## Problem details
Continue the blog post about the discovery sanctions in Stryker Corp. v. Ridgeway from the point where it stops, picking up after its last sentence.
** begin Quoted text **
Posted on February 04, 2016
Most of the topics discussed on this blog are geared towards substantive areas of the law, but sometimes it’s the process that creates the biggest risk to businesses. Those who have had the experience of being sued know how onerous, expensive, and frustrating the discovery process can be – having to search through, filter, analyze, catalog, and then assemble mountains of digital and paper records, most of which eventually prove to be irrelevant to the dispute at hand. For the uninitiated, civil litigation rules require both sides of a dispute to turn all their evidence over to the other side, and to respond fully and completely when the other side requests specific documents and other information. In many cases, the best evidence is in the possession of the other party, and the rules require that party to turn it over.
Clients, as well as lawyers, continued to be awed at the time and money this process requires, and for the many businesses who don’t litigate often (and most do not), the internal resources burned complying with discovery requests can be devastating. Additionally, some litigants know “bad” evidence exists within their records, and think by hiding it no one will ever know. When asked, these parties either outright lie about the existence of certain evidence, or parse the request so finely that they can rationalize their way out of producing responsive information. It doesn’t matter whether this is done out of some misperceived convenience, or whether the motive is more nefarious – parties who withhold information can be, and frequently are, punished for it, even if the other side is not hurt.
This lesson was dearly learned by the defendants in the Stryker Corp. v. Ridgeway, et al., U.S. Dist. Ct. W.D. Mich. 1:13 cv 1066, after the district court imposed severe sanctions on a defendant who allegedly lied about the existence of emails and other electronic records so he would not have to turn them over in discovery. The plaintiff, Stryker Corp. (“Stryker”), fired Christopher Ridgeway (“Ridgeway”) when it was discovered he was running two competing side businesses, that Stryker believed Ridgeway was using to divert business from Stryker. Stryker also believed Ridgeway was conspiring with another of Stryker’s competitors to steal Stryker’s employees, funnel confidential Stryker information to this competitor, and sabotage Stryker’s business. Stryker believed it would find all the proof needed to confirm its suspicions in Ridgeway’s personal emails, text messages, and cell phone records. But, as Stryker learned, obtaining those documents wouldn’t be as easy done as said.
When Ridgeway produced few responsive documents in discovery, Stryker claimed shenanigans. Ridgeway explained that emails within large date ranges had been deleted by his webmail provider, that he had not used a specific cell phone account during the relevant time period (as the reason he did not produce phone records for that number), and denied certain documents ever existed. Undeterred, Stryker issued a subpoena to Verizon, which disclosed the account in question had been used. Stryker also discovered emails Ridgeway denied sending, in the possession of a third party he was accused of improperly soliciting for business, and when Stryker hired a forensic computer technician to examine Ridgeway’s devices, found more than 188,000 additional communications that Stryker had been told no longer existed.
Based upon the newly-discovered information, Stryker move the Court to sanction Ridgeway for violating the discovery rules. In opposing the motion for sanctions, Ridgway argued he shouldn’t be punished because Stryker ended up getting the information it sought from third parties (Verizon and the customer, and from the forensic examination), so even if Ridgeway didn’t produce it himself, or if he had destroyed it, there was no harm done. Ridgeway also argued that the documents he was accused of hiding were not relevant to the underlying dispute, so even if he didn’t produce them, the lack of harm meant he should receive no punishment. The Court disagreed and, after a hearing, found that Ridgeway had acted in bad faith by not making full disclosures in the case. The Court ordered him to pay the Stryker’s attorney and expert fees to obtain the information the hard way. Stryker asked the court to penalize Ridgeway by deciding the case in Stryker’s favor, which would have been the ultimate punishment, but the Court declined, instead scheduling the case for trial later this month.
** end Quoted text **
** begin Dataset rows **
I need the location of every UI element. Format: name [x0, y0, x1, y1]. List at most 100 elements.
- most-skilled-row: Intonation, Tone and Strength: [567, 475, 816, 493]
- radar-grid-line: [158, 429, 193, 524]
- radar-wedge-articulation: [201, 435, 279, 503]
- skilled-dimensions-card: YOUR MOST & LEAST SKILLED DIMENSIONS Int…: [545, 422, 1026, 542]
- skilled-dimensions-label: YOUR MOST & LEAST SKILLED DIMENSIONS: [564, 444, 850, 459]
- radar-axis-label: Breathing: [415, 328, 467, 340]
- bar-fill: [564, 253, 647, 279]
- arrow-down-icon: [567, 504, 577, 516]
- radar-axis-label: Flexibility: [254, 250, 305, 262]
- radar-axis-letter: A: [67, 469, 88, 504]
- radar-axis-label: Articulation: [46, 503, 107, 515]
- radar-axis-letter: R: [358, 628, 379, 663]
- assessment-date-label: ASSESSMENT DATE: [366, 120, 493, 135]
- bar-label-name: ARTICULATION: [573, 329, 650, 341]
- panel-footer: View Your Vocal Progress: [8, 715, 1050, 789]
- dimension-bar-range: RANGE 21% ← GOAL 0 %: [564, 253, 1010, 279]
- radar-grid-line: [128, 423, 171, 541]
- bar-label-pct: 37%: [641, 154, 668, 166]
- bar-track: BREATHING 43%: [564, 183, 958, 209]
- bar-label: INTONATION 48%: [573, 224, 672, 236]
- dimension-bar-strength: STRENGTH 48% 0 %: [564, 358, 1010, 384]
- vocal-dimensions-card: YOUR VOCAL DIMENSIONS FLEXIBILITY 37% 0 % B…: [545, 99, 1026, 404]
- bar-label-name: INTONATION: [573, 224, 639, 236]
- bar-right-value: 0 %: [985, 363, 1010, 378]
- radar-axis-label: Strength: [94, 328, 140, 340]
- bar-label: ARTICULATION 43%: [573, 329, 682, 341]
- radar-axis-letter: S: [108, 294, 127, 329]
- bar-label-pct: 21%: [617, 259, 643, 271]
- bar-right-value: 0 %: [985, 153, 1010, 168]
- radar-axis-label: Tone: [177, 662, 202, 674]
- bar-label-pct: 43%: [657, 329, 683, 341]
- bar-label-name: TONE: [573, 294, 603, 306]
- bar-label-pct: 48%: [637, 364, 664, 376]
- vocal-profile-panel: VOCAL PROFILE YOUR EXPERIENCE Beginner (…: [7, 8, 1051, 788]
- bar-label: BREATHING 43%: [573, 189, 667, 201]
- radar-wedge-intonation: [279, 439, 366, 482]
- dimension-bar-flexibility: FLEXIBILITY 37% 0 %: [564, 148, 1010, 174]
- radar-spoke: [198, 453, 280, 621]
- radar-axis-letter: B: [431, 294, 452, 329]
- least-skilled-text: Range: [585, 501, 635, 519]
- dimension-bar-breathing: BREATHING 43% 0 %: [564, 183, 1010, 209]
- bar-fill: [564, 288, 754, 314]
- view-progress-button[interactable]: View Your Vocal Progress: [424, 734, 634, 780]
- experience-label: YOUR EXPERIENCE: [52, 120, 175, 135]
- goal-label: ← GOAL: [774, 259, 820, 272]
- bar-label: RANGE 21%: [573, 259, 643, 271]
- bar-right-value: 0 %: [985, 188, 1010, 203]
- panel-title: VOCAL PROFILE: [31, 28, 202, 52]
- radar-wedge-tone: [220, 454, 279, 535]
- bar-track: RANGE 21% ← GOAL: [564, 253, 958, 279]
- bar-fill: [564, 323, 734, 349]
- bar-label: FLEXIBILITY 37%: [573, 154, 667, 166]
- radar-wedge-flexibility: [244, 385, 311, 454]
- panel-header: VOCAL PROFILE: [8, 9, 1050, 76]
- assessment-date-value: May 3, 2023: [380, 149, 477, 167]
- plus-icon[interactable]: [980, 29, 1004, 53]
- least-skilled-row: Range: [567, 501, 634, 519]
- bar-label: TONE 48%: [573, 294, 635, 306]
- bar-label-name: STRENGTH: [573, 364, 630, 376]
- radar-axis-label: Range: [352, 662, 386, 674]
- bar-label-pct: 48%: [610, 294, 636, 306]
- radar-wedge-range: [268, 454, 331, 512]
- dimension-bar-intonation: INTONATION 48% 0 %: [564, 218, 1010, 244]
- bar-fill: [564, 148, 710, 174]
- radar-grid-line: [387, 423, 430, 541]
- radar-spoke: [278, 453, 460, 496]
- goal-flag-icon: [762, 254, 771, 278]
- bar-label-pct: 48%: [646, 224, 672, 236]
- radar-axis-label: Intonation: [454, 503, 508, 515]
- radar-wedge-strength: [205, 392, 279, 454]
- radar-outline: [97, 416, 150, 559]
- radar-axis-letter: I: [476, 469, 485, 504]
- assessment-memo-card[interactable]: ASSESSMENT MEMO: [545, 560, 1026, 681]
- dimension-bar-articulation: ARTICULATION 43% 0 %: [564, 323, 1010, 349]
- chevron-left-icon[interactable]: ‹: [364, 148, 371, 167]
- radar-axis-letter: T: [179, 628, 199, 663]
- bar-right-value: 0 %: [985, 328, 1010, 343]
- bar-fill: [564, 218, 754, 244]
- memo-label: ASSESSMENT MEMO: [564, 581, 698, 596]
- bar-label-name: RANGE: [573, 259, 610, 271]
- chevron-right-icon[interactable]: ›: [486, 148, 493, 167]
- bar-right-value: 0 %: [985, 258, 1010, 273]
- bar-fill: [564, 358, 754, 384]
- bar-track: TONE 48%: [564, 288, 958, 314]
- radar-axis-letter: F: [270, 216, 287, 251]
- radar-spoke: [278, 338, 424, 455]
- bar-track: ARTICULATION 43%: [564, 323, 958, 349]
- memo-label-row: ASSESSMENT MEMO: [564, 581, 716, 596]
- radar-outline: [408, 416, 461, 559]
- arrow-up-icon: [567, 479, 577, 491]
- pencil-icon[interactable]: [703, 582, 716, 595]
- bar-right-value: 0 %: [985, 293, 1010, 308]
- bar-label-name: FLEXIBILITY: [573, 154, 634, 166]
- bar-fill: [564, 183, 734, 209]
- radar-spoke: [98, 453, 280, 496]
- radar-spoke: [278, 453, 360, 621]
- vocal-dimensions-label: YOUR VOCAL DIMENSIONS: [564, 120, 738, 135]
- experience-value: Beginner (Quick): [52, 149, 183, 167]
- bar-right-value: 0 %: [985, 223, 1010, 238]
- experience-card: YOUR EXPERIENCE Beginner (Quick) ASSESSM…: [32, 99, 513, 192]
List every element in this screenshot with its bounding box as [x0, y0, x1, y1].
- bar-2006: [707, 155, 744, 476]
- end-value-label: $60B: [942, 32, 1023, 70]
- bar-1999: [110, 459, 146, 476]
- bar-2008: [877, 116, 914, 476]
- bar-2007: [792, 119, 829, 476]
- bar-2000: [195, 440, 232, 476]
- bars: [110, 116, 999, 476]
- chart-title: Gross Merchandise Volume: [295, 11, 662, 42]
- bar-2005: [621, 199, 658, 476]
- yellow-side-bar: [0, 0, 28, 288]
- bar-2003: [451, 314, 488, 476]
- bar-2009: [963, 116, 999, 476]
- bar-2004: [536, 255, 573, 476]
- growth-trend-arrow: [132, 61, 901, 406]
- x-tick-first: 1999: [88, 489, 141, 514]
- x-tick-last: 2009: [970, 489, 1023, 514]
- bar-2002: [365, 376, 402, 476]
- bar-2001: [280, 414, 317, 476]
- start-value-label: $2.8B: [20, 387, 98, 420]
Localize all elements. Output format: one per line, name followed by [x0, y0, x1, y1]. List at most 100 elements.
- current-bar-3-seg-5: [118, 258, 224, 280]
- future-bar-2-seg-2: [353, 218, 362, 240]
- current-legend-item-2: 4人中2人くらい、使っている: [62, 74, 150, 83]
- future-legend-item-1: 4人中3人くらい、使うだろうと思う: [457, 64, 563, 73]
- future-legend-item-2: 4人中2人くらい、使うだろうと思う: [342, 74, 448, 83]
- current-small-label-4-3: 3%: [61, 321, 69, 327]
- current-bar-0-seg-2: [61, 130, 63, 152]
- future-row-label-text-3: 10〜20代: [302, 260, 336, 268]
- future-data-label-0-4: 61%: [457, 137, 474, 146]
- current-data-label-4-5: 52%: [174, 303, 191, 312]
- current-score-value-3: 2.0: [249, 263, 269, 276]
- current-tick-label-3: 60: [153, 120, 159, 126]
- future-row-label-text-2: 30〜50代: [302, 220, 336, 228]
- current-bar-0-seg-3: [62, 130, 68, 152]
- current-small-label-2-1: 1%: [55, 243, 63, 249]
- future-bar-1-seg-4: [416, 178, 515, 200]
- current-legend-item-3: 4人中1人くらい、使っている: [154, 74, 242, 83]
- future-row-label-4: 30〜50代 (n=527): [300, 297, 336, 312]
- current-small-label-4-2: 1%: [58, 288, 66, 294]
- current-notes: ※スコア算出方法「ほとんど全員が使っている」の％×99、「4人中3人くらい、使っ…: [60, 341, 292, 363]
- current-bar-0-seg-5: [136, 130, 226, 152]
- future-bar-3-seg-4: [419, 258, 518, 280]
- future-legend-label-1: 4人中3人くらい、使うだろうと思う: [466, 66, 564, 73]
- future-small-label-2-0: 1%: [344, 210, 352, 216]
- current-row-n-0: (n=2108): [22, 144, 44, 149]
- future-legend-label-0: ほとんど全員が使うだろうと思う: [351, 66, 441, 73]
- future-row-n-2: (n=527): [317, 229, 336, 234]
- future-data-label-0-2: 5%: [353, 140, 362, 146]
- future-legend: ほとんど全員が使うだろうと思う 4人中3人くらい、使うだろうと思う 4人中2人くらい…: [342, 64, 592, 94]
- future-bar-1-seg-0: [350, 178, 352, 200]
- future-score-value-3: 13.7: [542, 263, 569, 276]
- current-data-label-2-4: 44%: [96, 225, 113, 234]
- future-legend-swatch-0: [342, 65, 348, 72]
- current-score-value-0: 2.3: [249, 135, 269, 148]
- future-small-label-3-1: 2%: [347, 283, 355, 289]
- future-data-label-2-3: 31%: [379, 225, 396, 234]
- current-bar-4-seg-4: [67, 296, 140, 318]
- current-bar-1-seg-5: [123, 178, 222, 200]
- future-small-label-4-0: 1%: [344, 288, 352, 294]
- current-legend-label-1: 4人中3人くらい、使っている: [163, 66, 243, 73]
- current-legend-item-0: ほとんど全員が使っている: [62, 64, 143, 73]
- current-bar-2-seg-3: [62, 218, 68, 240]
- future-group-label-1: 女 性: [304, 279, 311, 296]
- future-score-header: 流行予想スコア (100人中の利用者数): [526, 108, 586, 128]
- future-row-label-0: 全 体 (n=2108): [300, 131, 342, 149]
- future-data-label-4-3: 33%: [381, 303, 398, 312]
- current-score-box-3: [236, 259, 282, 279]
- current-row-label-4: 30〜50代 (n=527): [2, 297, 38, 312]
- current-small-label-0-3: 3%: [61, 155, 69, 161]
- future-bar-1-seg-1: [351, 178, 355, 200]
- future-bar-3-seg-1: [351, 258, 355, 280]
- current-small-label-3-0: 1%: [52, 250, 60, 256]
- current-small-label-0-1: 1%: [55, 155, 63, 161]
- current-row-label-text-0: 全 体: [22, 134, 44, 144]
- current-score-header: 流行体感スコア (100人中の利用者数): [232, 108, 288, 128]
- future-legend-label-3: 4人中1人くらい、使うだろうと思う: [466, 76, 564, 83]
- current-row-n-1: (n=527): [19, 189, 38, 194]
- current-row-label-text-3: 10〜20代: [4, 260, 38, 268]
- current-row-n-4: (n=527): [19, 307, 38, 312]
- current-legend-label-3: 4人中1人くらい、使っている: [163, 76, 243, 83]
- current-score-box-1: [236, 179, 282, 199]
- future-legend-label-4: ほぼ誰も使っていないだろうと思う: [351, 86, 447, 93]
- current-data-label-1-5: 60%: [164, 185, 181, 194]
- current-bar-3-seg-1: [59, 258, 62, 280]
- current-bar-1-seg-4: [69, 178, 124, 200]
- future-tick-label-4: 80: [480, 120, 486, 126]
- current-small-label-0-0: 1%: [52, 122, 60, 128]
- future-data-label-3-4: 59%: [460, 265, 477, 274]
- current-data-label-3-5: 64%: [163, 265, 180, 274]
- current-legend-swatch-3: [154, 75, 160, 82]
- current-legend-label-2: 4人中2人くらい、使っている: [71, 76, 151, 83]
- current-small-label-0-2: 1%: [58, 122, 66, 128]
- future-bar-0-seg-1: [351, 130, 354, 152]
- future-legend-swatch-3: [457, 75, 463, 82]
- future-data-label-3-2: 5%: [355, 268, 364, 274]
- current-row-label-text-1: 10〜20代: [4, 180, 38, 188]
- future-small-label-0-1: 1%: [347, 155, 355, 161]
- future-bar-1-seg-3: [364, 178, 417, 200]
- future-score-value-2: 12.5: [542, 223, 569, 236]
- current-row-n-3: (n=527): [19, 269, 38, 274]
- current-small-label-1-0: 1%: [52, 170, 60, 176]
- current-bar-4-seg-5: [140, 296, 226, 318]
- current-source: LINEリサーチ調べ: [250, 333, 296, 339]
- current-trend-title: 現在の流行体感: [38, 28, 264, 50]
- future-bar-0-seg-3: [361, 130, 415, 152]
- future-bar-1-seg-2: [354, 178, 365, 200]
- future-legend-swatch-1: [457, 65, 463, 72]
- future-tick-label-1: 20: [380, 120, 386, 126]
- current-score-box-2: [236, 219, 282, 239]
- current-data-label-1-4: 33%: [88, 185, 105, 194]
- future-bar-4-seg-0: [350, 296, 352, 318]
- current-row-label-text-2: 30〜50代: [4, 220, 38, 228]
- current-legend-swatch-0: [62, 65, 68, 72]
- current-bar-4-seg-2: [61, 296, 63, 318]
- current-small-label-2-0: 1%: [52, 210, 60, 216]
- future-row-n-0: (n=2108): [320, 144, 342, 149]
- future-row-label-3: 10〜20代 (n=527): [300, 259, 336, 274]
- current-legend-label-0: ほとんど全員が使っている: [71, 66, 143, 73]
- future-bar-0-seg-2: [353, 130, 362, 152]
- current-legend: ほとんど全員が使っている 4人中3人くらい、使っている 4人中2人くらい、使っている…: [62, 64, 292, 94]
** end Dataset rows **
## Result
Ridgeway’s “no harm no foul” argument was rejected, and he was punished for hiding evidence, and then lying about its existence. It ended up being irrelevant that what he hid or tried to destroy was not important in the grand scheme of the lawsuit. There was no smoking gun revealed in the discovered evidence, although, according to Stryker, much of what was found incriminated Ridgeway nonetheless. The point being that Ridgeway’s act of being accused of diverting business from his employer was made that much worse when he tried to cover it up. It also made his argument that the evidence was irrelevant hard to accept – because it was illogical that he would hide or destroy irrelevant evidence.
The other issue – and perhaps a worse problem than having to pay the other side’s expenses – was the harm Ridgeway did to his credibility. When the case goes to trial, Stryker’s lawyers can ask the Court to inform the jury of Ridgeway’s conduct trying to hide evidence, and the jury may hold that against Ridgeway when deciding if he is liable to Stryker. Imagine the difference in possible outcomes when going before a jury claiming you did nothing wrong and turned everything over versus claiming you did nothing wrong after having been sanctioned for unsuccessfully trying to hide evidence.
In our experience litigating – and we have done our share of it – the cover up is almost always worse than the crime. If you think producing 188,000 emails and text messages voluntarily is expensive, try paying the price after unsuccessfully trying to hide those same emails and text messages. We should all know by now that nothing is ever truly deleted, and that is especially true now that experienced litigators know where to look. When dealing with emails and phone records especially, there is always another party to the conversation whose records can be discovered. The litigation lesson from Stryker is that telling the truth is still the best strategy.
If you have questions regarding the discovery process, or any other aspect of litigation a legal claim in Ohio, please contact Todd Harpst or Nick Horrigan, at Harpst Ross, Ltd. – Business Lawyers for the Construction Industry®, at (330) 983-9971 or firstname.lastname@example.org or email@example.com.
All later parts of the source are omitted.